◆ **CONSEGNA A**
Nelle voci, rinomini "строительство" in "возведение" nel tratto che va dalla riga contenente "cell-line: Аркадакского района" fino alla riga contenente "year-cell-2: 2020 <box>658 294 736 332</box>", estremi inclusi, lasciando invariato tutto il resto. Riporti soltanto queste righe.

◆ **ESTRATTO DEL DOCUMENTO**
^^^^^^^^
Era da tempo che desideravo vedere una mostra che mi emozionasse cosi come piace a me e che fosse anche d’importante contenuto. Questa sera mi sono naturalmente diretta alla galleria di “Bianca Maria Rizzi&Matthias Ritter”, che prima di oggi non avevo mai visto.
Avevo conosciuto i galleristi in altra occasione lo scorso anno e verso i quali avevo subito nutrito grande simpatia; due persone fantastiche, di grande umanità e di grande apertura mentale. Ero curiosa di vedere il loro spazio e questa mi è sembrata l’occasione giusta.
Sono entrata e mi sono trovata di fronte ad uno spazio molto bello e adatta location per la mostra presente, c’è armonia tra il contenuto e la struttura che la ospita, ed inoltre c’è anche una bella armonia all’interno e ho pensato subito; questa mostra “arriva”. Il tutto ha predisposto bene me e i miei accompagnatori. Ci siamo coinvolti agli artisti presenti ed io gli ho chiesto di raccontarmi i loro lavori in diretta, seduta stante.
^^^^^^^^
◆ **VOCI FORNITE**

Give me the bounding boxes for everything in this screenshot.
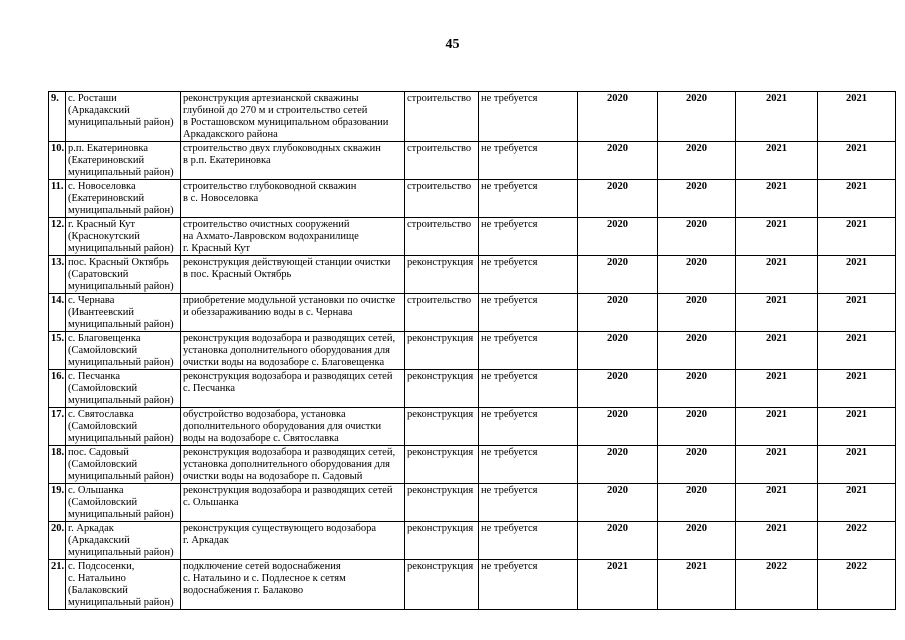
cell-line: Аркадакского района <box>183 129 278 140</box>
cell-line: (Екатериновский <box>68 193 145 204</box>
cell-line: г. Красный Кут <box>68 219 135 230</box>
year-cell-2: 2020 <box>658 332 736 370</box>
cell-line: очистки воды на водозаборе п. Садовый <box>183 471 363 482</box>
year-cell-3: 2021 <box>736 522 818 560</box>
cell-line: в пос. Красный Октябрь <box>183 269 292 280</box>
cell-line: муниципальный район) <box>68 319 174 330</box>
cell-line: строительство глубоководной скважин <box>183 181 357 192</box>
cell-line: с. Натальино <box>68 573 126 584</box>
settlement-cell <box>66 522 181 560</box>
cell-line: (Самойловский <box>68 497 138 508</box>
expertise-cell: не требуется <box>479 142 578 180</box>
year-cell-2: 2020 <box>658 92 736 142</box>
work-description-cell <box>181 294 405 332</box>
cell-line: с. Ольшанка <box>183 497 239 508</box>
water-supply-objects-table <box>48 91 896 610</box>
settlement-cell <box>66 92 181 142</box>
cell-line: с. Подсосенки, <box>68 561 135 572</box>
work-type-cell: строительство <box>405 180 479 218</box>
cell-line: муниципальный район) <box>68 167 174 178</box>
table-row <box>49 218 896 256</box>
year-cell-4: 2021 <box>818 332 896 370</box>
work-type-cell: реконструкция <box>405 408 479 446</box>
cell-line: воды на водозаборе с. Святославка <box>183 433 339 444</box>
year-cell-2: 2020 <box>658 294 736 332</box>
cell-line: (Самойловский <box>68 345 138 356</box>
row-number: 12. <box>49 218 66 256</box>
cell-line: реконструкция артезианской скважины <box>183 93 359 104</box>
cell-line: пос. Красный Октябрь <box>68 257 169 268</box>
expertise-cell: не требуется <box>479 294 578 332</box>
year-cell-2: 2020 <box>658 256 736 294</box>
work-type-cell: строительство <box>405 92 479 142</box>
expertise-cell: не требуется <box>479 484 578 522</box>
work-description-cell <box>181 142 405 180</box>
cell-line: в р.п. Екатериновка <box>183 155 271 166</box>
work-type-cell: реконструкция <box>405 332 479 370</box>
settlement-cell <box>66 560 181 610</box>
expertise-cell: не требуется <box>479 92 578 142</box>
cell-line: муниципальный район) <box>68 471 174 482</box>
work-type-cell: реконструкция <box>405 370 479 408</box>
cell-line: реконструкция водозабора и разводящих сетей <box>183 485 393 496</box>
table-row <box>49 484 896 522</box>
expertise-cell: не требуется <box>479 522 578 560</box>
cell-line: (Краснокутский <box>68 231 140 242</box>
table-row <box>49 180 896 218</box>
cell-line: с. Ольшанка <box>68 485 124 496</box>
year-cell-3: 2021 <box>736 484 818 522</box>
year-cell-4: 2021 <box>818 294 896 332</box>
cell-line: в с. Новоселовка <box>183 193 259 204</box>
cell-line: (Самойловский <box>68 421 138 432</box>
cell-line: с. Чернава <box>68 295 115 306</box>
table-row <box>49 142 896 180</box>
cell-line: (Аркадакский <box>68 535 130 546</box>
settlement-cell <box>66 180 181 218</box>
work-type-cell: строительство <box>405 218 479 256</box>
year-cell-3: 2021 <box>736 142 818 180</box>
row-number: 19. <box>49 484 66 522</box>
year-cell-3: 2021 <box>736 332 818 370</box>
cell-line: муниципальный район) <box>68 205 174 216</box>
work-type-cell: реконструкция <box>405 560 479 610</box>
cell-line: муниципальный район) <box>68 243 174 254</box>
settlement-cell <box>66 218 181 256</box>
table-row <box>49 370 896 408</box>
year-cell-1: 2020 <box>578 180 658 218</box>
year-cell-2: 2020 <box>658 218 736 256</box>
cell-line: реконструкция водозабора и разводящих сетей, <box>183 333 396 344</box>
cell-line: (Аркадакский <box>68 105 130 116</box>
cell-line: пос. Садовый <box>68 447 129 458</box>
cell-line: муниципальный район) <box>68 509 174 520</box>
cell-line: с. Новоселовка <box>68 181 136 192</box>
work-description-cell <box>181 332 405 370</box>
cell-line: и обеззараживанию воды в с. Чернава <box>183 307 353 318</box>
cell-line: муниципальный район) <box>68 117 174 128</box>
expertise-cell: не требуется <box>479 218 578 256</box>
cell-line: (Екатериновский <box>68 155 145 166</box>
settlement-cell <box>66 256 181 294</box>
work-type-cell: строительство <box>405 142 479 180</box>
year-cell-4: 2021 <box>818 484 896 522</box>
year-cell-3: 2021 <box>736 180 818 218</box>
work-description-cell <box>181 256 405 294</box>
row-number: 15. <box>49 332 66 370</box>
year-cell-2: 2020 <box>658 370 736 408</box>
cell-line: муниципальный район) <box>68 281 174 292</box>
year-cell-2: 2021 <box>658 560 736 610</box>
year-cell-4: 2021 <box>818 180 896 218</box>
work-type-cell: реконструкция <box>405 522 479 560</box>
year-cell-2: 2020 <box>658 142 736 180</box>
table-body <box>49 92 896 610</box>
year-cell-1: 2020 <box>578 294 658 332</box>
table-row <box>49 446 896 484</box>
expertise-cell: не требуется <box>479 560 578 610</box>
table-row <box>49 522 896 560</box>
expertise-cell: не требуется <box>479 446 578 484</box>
^^^^^^^^
◆ **CONSEGNA B**
Elenchi tutte le qualità che il resoconto della visita alla mostra attribuisce ai due galleristi.

◆ **RISPOSTA SVOLTA A**
cell-line: Аркадакского района <box>183 129 278 140</box>
cell-line: (Екатериновский <box>68 193 145 204</box>
cell-line: г. Красный Кут <box>68 219 135 230</box>
year-cell-2: 2020 <box>658 332 736 370</box>
cell-line: очистки воды на водозаборе п. Садовый <box>183 471 363 482</box>
year-cell-3: 2021 <box>736 522 818 560</box>
cell-line: в пос. Красный Октябрь <box>183 269 292 280</box>
cell-line: муниципальный район) <box>68 319 174 330</box>
cell-line: возведение глубоководной скважин <box>183 181 357 192</box>
cell-line: с. Натальино <box>68 573 126 584</box>
settlement-cell <box>66 522 181 560</box>
cell-line: (Самойловский <box>68 497 138 508</box>
expertise-cell: не требуется <box>479 142 578 180</box>
year-cell-2: 2020 <box>658 92 736 142</box>
work-description-cell <box>181 294 405 332</box>
cell-line: с. Ольшанка <box>183 497 239 508</box>
water-supply-objects-table <box>48 91 896 610</box>
settlement-cell <box>66 92 181 142</box>
cell-line: с. Подсосенки, <box>68 561 135 572</box>
work-type-cell: возведение <box>405 180 479 218</box>
cell-line: муниципальный район) <box>68 167 174 178</box>
table-row <box>49 218 896 256</box>
year-cell-4: 2021 <box>818 332 896 370</box>
work-type-cell: реконструкция <box>405 408 479 446</box>
cell-line: воды на водозаборе с. Святославка <box>183 433 339 444</box>
year-cell-2: 2020 <box>658 294 736 332</box>

◆ **RISPOSTA SVOLTA B**
- persone fantastiche
- di grande umanità
- di grande apertura mentale